── Dataset records ──
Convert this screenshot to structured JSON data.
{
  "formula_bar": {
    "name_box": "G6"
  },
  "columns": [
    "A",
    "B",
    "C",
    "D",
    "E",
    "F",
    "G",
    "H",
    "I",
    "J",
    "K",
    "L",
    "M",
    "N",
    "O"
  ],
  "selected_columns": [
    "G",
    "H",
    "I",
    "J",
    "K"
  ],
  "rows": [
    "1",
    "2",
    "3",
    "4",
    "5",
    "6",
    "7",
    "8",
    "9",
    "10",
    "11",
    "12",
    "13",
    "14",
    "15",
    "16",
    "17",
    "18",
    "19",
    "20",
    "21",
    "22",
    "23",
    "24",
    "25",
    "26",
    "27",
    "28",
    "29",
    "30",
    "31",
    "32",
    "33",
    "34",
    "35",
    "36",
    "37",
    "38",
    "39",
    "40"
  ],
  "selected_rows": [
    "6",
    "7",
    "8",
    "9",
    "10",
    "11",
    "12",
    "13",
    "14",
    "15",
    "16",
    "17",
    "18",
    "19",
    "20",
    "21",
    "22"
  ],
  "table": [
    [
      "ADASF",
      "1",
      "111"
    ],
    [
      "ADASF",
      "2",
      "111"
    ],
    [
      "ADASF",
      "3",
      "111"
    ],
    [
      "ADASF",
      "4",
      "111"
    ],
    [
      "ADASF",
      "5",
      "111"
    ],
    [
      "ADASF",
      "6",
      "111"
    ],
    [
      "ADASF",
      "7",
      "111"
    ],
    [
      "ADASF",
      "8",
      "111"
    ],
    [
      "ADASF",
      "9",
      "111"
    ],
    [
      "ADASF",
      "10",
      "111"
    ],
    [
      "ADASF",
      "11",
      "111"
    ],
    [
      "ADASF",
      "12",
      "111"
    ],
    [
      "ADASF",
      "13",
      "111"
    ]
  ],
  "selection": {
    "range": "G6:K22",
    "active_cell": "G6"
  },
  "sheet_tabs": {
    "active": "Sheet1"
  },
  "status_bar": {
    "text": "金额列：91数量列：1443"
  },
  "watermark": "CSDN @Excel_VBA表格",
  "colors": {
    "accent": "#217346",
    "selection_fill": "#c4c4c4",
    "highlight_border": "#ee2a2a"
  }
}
───
# [Exercise requirements]
Transcribe each record exactly. Leave nothing out.

# [Solution]
Convert this screenshot to structured JSON data.
{
  "formula_bar": {
    "name_box": "G6"
  },
  "columns": [
    "A",
    "B",
    "C",
    "D",
    "E",
    "F",
    "G",
    "H",
    "I",
    "J",
    "K",
    "L",
    "M",
    "N",
    "O"
  ],
  "selected_columns": [
    "G",
    "H",
    "I",
    "J",
    "K"
  ],
  "rows": [
    "1",
    "2",
    "3",
    "4",
    "5",
    "6",
    "7",
    "8",
    "9",
    "10",
    "11",
    "12",
    "13",
    "14",
    "15",
    "16",
    "17",
    "18",
    "19",
    "20",
    "21",
    "22",
    "23",
    "24",
    "25",
    "26",
    "27",
    "28",
    "29",
    "30",
    "31",
    "32",
    "33",
    "34",
    "35",
    "36",
    "37",
    "38",
    "39",
    "40"
  ],
  "selected_rows": [
    "6",
    "7",
    "8",
    "9",
    "10",
    "11",
    "12",
    "13",
    "14",
    "15",
    "16",
    "17",
    "18",
    "19",
    "20",
    "21",
    "22"
  ],
  "table": [
    [
      "ADASF",
      "1",
      "111"
    ],
    [
      "ADASF",
      "2",
      "111"
    ],
    [
      "ADASF",
      "3",
      "111"
    ],
    [
      "ADASF",
      "4",
      "111"
    ],
    [
      "ADASF",
      "5",
      "111"
    ],
    [
      "ADASF",
      "6",
      "111"
    ],
    [
      "ADASF",
      "7",
      "111"
    ],
    [
      "ADASF",
      "8",
      "111"
    ],
    [
      "ADASF",
      "9",
      "111"
    ],
    [
      "ADASF",
      "10",
      "111"
    ],
    [
      "ADASF",
      "11",
      "111"
    ],
    [
      "ADASF",
      "12",
      "111"
    ],
    [
      "ADASF",
      "13",
      "111"
    ]
  ],
  "selection": {
    "range": "G6:K22",
    "active_cell": "G6"
  },
  "sheet_tabs": {
    "active": "Sheet1"
  },
  "status_bar": {
    "text": "金额列：91数量列：1443"
  },
  "watermark": "CSDN @Excel_VBA表格",
  "colors": {
    "accent": "#217346",
    "selection_fill": "#c4c4c4",
    "highlight_border": "#ee2a2a"
  }
}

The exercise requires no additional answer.